Items from a figure collection:

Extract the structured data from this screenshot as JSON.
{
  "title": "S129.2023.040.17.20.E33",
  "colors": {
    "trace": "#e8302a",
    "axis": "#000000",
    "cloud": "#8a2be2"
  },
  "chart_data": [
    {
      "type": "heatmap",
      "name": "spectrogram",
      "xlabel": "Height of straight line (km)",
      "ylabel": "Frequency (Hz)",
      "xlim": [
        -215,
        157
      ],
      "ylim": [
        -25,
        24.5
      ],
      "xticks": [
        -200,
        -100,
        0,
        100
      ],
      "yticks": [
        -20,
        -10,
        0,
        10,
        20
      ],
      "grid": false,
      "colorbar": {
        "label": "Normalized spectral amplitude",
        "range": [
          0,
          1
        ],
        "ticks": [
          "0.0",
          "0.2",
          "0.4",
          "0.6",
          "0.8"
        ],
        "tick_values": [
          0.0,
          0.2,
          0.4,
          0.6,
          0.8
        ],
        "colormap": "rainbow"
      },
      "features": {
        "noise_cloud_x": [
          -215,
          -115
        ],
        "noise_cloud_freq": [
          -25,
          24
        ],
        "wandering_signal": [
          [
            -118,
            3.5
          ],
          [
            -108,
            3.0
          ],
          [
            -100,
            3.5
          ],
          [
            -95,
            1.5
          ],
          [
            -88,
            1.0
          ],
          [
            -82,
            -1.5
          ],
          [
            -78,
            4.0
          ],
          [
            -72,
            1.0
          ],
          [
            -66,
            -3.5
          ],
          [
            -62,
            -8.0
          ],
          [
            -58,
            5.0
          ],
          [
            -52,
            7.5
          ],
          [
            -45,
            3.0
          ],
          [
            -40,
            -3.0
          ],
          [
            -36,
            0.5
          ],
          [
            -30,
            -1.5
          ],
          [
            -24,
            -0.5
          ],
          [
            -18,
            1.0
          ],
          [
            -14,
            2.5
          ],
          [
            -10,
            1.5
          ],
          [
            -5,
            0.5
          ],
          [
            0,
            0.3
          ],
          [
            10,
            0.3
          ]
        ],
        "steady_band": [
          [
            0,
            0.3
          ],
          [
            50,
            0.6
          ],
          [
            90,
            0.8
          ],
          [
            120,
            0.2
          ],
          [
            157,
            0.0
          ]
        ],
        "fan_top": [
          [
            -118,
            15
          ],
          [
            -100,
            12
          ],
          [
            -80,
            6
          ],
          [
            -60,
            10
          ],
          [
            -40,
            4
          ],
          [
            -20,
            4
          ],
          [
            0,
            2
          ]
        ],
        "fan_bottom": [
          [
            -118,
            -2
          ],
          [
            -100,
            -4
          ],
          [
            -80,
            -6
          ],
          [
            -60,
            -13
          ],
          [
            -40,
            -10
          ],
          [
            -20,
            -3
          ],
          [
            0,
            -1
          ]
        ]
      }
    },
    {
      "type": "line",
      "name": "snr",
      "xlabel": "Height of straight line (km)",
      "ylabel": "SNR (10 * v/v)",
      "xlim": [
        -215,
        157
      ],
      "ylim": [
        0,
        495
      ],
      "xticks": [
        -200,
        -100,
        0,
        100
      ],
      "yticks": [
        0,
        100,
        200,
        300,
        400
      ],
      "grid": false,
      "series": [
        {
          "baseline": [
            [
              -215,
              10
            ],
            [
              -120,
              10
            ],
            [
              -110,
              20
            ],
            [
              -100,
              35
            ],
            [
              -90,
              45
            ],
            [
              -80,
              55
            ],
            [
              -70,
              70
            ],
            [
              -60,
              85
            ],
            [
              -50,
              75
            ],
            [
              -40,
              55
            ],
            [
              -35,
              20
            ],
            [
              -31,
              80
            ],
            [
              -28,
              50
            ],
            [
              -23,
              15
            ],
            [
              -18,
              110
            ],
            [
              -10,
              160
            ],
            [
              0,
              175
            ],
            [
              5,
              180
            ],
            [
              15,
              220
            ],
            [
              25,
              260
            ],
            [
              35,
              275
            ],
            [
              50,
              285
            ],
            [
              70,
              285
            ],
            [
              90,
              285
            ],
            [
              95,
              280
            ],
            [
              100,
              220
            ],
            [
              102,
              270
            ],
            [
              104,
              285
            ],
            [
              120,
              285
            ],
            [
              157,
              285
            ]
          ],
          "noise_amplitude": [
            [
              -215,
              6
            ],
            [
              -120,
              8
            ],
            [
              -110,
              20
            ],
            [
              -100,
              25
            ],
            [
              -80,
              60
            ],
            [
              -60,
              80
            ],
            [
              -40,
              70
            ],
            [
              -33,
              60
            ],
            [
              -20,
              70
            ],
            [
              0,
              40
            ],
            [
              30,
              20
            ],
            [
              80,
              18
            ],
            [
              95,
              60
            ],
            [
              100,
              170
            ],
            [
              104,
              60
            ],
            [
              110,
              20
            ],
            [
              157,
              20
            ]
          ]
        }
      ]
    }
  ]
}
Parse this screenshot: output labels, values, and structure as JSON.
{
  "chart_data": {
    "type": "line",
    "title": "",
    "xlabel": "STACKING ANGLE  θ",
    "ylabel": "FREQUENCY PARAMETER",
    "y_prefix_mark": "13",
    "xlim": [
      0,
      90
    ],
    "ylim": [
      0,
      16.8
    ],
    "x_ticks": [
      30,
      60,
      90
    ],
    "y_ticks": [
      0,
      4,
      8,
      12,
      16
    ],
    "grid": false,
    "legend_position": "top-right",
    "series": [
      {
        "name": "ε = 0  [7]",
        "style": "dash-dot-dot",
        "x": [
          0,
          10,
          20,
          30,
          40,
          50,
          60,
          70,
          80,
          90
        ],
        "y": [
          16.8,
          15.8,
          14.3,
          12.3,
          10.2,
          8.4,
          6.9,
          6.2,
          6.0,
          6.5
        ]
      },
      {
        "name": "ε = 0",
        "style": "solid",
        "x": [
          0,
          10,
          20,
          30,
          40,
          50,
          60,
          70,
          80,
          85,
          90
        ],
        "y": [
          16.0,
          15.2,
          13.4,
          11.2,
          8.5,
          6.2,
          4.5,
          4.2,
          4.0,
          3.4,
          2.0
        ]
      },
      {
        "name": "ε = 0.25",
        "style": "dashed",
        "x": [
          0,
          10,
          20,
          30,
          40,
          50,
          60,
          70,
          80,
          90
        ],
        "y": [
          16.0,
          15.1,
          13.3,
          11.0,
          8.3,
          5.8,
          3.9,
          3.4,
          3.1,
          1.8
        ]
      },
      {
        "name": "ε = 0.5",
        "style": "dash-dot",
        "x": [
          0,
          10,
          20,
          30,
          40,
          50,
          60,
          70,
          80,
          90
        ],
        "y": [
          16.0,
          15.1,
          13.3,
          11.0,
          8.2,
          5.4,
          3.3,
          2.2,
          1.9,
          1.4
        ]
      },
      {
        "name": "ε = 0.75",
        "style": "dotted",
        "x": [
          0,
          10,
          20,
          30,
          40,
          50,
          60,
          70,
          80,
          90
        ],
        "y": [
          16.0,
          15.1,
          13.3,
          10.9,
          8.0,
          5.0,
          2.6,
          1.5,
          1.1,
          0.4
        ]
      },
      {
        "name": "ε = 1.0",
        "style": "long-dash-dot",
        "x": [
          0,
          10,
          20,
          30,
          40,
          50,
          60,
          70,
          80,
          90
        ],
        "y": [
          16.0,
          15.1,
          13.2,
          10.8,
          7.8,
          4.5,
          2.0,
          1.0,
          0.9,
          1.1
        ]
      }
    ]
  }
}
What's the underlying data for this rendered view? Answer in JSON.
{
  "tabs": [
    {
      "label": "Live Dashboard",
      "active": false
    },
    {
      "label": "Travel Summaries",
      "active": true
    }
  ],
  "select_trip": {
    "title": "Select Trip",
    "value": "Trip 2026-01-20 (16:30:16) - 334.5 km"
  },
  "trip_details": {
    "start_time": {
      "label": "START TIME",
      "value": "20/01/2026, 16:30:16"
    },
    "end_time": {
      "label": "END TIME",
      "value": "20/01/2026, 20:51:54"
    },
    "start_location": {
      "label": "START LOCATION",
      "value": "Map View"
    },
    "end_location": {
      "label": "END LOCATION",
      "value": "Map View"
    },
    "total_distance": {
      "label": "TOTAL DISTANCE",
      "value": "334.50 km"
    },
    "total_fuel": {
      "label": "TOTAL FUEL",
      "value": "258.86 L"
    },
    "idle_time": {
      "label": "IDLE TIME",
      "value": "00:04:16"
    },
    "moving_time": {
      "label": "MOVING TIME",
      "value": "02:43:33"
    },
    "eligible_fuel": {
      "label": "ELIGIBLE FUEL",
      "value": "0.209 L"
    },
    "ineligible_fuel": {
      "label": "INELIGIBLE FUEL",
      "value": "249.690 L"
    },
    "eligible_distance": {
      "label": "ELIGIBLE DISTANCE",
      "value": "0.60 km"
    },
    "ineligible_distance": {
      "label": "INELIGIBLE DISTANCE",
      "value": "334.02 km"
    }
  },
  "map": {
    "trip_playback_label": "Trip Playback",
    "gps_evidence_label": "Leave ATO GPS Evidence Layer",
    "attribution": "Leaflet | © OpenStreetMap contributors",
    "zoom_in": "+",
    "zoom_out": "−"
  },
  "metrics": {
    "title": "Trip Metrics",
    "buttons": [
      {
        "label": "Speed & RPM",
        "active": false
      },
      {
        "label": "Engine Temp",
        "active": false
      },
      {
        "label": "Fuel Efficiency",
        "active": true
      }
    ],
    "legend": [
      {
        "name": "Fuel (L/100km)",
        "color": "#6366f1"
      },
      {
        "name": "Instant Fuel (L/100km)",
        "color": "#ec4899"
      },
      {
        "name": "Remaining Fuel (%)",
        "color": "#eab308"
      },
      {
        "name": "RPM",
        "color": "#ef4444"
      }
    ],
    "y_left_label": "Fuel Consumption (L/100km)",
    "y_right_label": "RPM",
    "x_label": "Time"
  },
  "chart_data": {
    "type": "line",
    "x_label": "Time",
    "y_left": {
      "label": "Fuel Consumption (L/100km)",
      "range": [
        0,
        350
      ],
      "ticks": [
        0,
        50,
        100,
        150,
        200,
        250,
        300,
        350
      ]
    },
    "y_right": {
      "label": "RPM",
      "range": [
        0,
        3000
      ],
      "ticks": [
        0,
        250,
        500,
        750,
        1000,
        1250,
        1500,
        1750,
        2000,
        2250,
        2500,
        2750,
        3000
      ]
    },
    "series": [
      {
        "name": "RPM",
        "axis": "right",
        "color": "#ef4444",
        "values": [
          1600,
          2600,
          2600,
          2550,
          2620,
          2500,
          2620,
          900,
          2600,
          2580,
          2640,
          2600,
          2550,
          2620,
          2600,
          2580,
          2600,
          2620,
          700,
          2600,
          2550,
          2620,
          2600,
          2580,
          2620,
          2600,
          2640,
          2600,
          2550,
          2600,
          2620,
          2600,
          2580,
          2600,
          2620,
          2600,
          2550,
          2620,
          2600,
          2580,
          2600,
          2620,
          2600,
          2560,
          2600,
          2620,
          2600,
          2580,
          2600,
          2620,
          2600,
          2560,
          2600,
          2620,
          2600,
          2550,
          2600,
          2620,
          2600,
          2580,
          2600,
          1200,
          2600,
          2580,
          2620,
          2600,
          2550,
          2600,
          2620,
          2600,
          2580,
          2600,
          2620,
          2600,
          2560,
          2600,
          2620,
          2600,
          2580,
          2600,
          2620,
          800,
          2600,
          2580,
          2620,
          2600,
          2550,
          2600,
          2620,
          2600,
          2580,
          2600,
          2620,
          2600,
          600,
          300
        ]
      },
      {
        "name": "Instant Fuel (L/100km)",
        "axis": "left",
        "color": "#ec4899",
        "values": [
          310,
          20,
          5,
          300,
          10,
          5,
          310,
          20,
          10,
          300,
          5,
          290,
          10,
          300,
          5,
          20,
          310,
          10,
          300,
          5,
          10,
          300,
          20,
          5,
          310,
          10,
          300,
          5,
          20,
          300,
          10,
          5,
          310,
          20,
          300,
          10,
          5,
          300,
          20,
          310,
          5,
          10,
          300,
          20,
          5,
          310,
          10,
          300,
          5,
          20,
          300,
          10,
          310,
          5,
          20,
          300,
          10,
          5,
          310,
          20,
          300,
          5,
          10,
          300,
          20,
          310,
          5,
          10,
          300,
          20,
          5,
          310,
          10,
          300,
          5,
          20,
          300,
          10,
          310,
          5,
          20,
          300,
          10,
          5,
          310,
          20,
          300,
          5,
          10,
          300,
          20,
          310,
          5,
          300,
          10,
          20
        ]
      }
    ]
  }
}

## GOAL:
Locate the word "JSON" in the records above, and return each line that has it.

## WRITTEN SOLUTION:
Extract the structured data from this screenshot as JSON.
Parse this screenshot: output labels, values, and structure as JSON.
What's the underlying data for this rendered view? Answer in JSON.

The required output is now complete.